— begin —
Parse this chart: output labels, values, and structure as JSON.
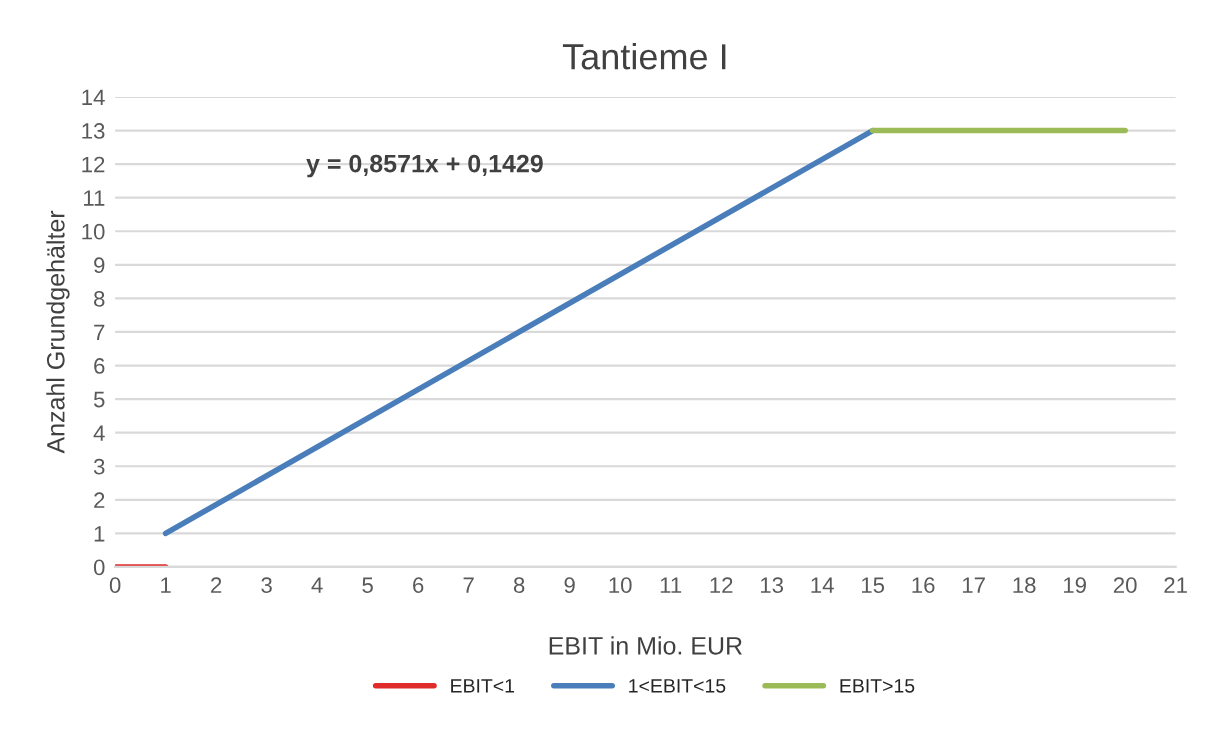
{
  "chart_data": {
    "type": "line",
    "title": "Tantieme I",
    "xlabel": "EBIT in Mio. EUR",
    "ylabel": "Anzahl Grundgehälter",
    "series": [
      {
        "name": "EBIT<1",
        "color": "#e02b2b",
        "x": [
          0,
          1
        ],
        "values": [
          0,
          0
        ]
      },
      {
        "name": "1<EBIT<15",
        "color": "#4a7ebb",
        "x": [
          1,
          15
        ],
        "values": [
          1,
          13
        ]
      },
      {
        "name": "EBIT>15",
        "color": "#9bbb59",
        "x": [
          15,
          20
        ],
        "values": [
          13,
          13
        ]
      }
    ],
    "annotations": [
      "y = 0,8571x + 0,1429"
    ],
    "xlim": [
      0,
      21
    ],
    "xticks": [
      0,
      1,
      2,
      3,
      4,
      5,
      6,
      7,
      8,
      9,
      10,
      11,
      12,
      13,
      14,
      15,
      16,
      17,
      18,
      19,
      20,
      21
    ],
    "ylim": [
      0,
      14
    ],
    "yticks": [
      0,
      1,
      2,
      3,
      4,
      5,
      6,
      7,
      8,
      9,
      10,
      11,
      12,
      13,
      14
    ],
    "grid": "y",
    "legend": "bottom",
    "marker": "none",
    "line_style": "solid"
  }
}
— end —
WHAT IS REQUIRED:
Return each line of the data, keeping its wording exact and omitting pictures.

RESULT OF THE TASK:
Parse this chart: output labels, values, and structure as JSON.
{
  "chart_data": {
    "type": "line",
    "title": "Tantieme I",
    "xlabel": "EBIT in Mio. EUR",
    "ylabel": "Anzahl Grundgehälter",
    "series": [
      {
        "name": "EBIT<1",
        "color": "#e02b2b",
        "x": [
          0,
          1
        ],
        "values": [
          0,
          0
        ]
      },
      {
        "name": "1<EBIT<15",
        "color": "#4a7ebb",
        "x": [
          1,
          15
        ],
        "values": [
          1,
          13
        ]
      },
      {
        "name": "EBIT>15",
        "color": "#9bbb59",
        "x": [
          15,
          20
        ],
        "values": [
          13,
          13
        ]
      }
    ],
    "annotations": [
      "y = 0,8571x + 0,1429"
    ],
    "xlim": [
      0,
      21
    ],
    "xticks": [
      0,
      1,
      2,
      3,
      4,
      5,
      6,
      7,
      8,
      9,
      10,
      11,
      12,
      13,
      14,
      15,
      16,
      17,
      18,
      19,
      20,
      21
    ],
    "ylim": [
      0,
      14
    ],
    "yticks": [
      0,
      1,
      2,
      3,
      4,
      5,
      6,
      7,
      8,
      9,
      10,
      11,
      12,
      13,
      14
    ],
    "grid": "y",
    "legend": "bottom",
    "marker": "none",
    "line_style": "solid"
  }
}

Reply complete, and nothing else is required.